En ella contemplamos y vivimos, con particular intensidad, el Misterio de Jesucristo, que estos días actualiza la Liturgia y se expresa plásticamente en la piedad popular. En los templos y en las calles, en los corazones de cada fiel cristiano, se intenta que sean días de fe reavivada por la escucha de la Palabra de Dios, la lectura de la Pasión de Cristo, la contemplación de su rostro y de su cuerpo escarnecido colgado del madero o glorioso triunfador de la muerte.
Se trata de vivir con piedad religiosa, en estos días santos, los misterios que son el fundamento de nuestra fe junto con la Encarnación y venida en carne del Hijo del Dios, Jesucristo, el centro y la cima de toda la historia humana, la clave y el sentido de todo. Con hondo y sincero fervor habrían de ser vividos los misterios acaecidos en Jerusalén en tiempo de Poncio Pilato, que han cambiado la faz de la tierra y la han hecho brillar con la luz inextinguible de la redención que se extiende a todos los hombres y pueblos.
En la acción litúrgica, o en las visitas al “Monumento” donde se encuentra el Señor Sacramentado, o en las vigilias de oración, en los “Via Crucis” que se hagan, en las procesiones o en otras manifestaciones de la piedad popular, en los momentos intensos de oración sencilla y auténtica, o en las obras de penitencia y de caridad de estas jornadas, necesitamos que Dios nos ayude para que nos llenemos de cuanto estos días celebramos, es decir: de la fuerza vivificadora que procede de la Cruz y de la Resurrección del único Nombre, Cristo, que se nos ha dado a los hombres para la salvación de todos.
Que Dios nos conceda el vivir estos días en un ambiente de oración intensa y verdadera, en adoración humilde y en acción de gracias, en plegaria confiada por las necesidades de todos para que a todos alcance la alegría de la salvación, en contemplación de tanto amor por nosotros, para que de ahí saquemos amor para amar con ese mismo amor que, en derroche de gracia y sabiduría, vemos y palpamos en los misterio de la Pascua.
Que venga a nosotros el auxilio de la gracia divina para que sea una Semana Santa celebrada en verdad, Semana que sea arranque y aliento para el resto de las semanas, vivida en conformidad plena con la verdad auténtica que en ella se contiene: la del amor de Dios que nos ama hasta el extremo para que su amor esté en nosotros y nos amemos como Él nos ha amado en su Hijo aclamado por los pequeños, los niños y sencillos con palmas y ramos de olivo en su entrada en Jerusalén, hecho pan y vino –cuerpo y sangre– partido y derramado por nosotros, traicionado, acusado injustamente, apresado y llevado a los tribunales inicuos, condenado y ajusticiado como un malhechor, con los hombros cargados y abrumados por nuestros delitos, colgado del madero de la cruz fuera de la ciudad, sepultado en un sepulcro que ni siquiera es suyo, resucitado, triunfador de la muerte, piedra angular sobre la que únicamente se puede edificar una humanidad nueva.

■ **Qué debes hacer**:
Copia el texto sobre la Semana Santa desde "En ella contemplamos" hasta "de la muerte.", ambos incluidos, y sustituye "rostro" por "semblante".

■ **Datos proporcionados**:
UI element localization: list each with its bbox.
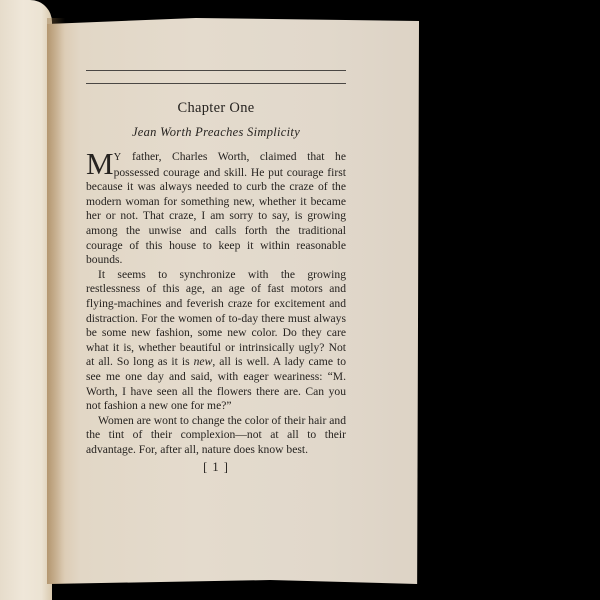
header-rule-bottom	[86, 83, 346, 84]
paragraph-1: MY father, Charles Worth, claimed that h…	[86, 150, 346, 268]
chapter-subtitle: Jean Worth Preaches Simplicity	[86, 125, 346, 140]
gutter-shadow	[47, 18, 65, 584]
left-page-curl	[0, 0, 52, 600]
photo-background: Chapter One Jean Worth Preaches Simplici…	[0, 0, 600, 600]
page-number: [ 1 ]	[86, 460, 346, 475]
page-content: Chapter One Jean Worth Preaches Simplici…	[86, 60, 346, 475]
chapter-title: Chapter One	[86, 100, 346, 117]
body-text: MY father, Charles Worth, claimed that h…	[86, 150, 346, 457]
drop-cap: M	[86, 151, 113, 176]
paragraph-1-text: father, Charles Worth, claimed that he p…	[86, 150, 346, 266]
paragraph-2-text-a: It seems to synchronize with the growing…	[86, 268, 346, 369]
paragraph-2: It seems to synchronize with the growing…	[86, 268, 346, 414]
header-rule-top	[86, 70, 346, 71]
paragraph-2-italic: new	[194, 355, 213, 368]
paragraph-3: Women are wont to change the color of th…	[86, 414, 346, 458]
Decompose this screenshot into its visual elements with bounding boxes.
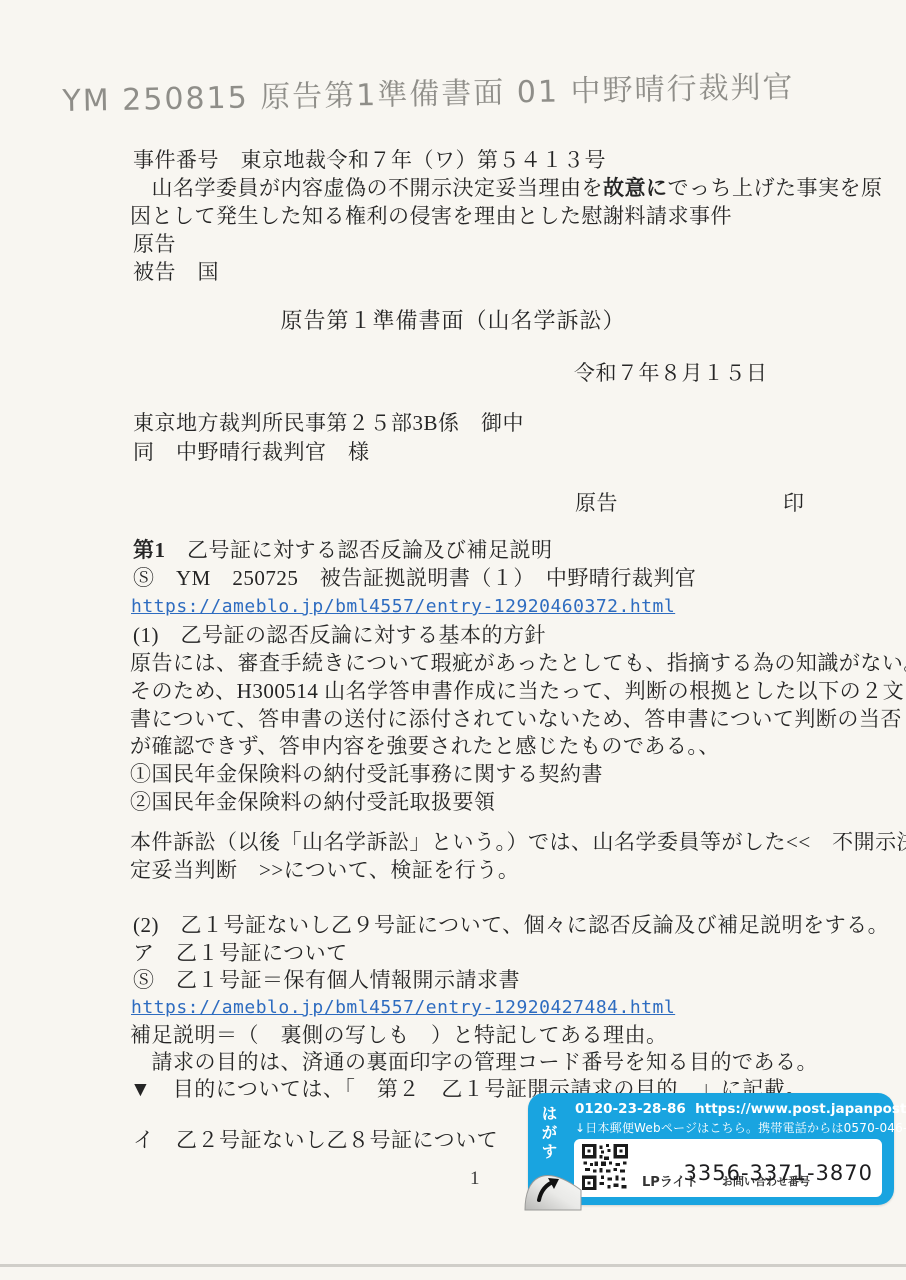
signature-party: 原告 [575, 490, 618, 516]
paragraph1-line2: そのため、H300514 山名学答申書作成に当たって、判断の根拠とした以下の２文 [130, 678, 904, 704]
paragraph2-line2: 定妥当判断 >>について、検証を行う。 [130, 857, 519, 883]
paragraph1-line4: が確認できず、答申内容を強要されたと感じたものである。、 [130, 733, 720, 759]
numbered-item-1: ①国民年金保険料の納付受託事務に関する契約書 [130, 761, 603, 787]
scanned-court-document: YM 250815 原告第1準備書面 01 中野晴行裁判官 事件番号 東京地裁令… [0, 0, 906, 1280]
evidence-url-2: https://ameblo.jp/bml4557/entry-12920427… [131, 997, 675, 1018]
paragraph2-line1: 本件訴訟（以後「山名学訴訟」という。）では、山名学委員等がした<< 不開示決 [130, 829, 906, 855]
page-number: 1 [470, 1168, 480, 1190]
case-title-line2: 因として発生した知る権利の侵害を理由とした慰謝料請求事件 [130, 203, 732, 229]
section1-number: 第1 [133, 538, 166, 562]
plaintiff-label: 原告 [133, 231, 176, 257]
defendant-label: 被告 国 [133, 259, 219, 285]
document-title: 原告第１準備書面（山名学訴訟） [0, 304, 906, 335]
sticker-web-info: ↓日本郵便Webページはこちら。携帯電話からは0570-046-666 [575, 1119, 906, 1136]
numbered-item-2: ②国民年金保険料の納付受託取扱要領 [130, 789, 496, 815]
evidence-url-1: https://ameblo.jp/bml4557/entry-12920460… [131, 596, 675, 617]
sticker-white-panel: LPライト お問い合わせ番号 3356-3371-3870 [574, 1139, 882, 1197]
item-a-purpose: 請求の目的は、済通の裏面印字の管理コード番号を知る目的である。 [130, 1049, 818, 1075]
scan-edge-line [0, 1264, 906, 1267]
addressee-judge: 同 中野晴行裁判官 様 [133, 439, 370, 465]
document-date: 令和７年８月１５日 [574, 360, 768, 386]
section1-s-line: Ⓢ YM 250725 被告証拠説明書（１） 中野晴行裁判官 [133, 565, 696, 591]
section1-title: 乙号証に対する認否反論及び補足説明 [166, 538, 553, 562]
peel-corner-icon [521, 1148, 585, 1212]
tracking-number: 3356-3371-3870 [684, 1161, 874, 1185]
case-number: 事件番号 東京地裁令和７年（ワ）第５４１３号 [133, 147, 606, 173]
case-title-pre: 山名学委員が内容虚偽の不開示決定妥当理由を [130, 176, 603, 200]
item-i-heading: イ 乙２号証ないし乙８号証について [133, 1127, 498, 1153]
sticker-phone-url: 0120-23-28-86 https://www.post.japanpost… [575, 1101, 906, 1117]
addressee-court: 東京地方裁判所民事第２５部3B係 御中 [133, 410, 524, 436]
qr-code-icon [582, 1144, 628, 1190]
case-title-line1: 山名学委員が内容虚偽の不開示決定妥当理由を故意にでっち上げた事実を原 [130, 175, 883, 201]
handwritten-note: YM 250815 原告第1準備書面 01 中野晴行裁判官 [62, 62, 795, 120]
subsection2-heading: (2) 乙１号証ないし乙９号証について、個々に認否反論及び補足説明をする。 [133, 912, 889, 938]
case-title-emphasis: 故意に [603, 176, 668, 200]
item-a-heading: ア 乙１号証について [133, 940, 348, 966]
subsection1-heading: (1) 乙号証の認否反論に対する基本的方針 [133, 622, 546, 648]
signature-seal: 印 [783, 490, 805, 516]
japan-post-sticker: はがす 0120-23-28-86 https://www.post.japan… [528, 1093, 894, 1205]
paragraph1-line3: 書について、答申書の送付に添付されていないため、答申書について判断の当否 [130, 706, 902, 732]
section1-heading: 第1 乙号証に対する認否反論及び補足説明 [133, 537, 553, 563]
case-title-post: でっち上げた事実を原 [668, 176, 883, 200]
item-a-s-line: Ⓢ 乙１号証＝保有個人情報開示請求書 [133, 967, 520, 993]
item-a-note: 補足説明＝（ 裏側の写しも ）と特記してある理由。 [130, 1022, 668, 1048]
paragraph1-line1: 原告には、審査手続きについて瑕疵があったとしても、指摘する為の知識がない。 [130, 650, 906, 676]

■ **Resultado**:
En ella contemplamos y vivimos, con particular intensidad, el Misterio de Jesucristo, que estos días actualiza la Liturgia y se expresa plásticamente en la piedad popular. En los templos y en las calles, en los corazones de cada fiel cristiano, se intenta que sean días de fe reavivada por la escucha de la Palabra de Dios, la lectura de la Pasión de Cristo, la contemplación de su semblante y de su cuerpo escarnecido colgado del madero o glorioso triunfador de la muerte.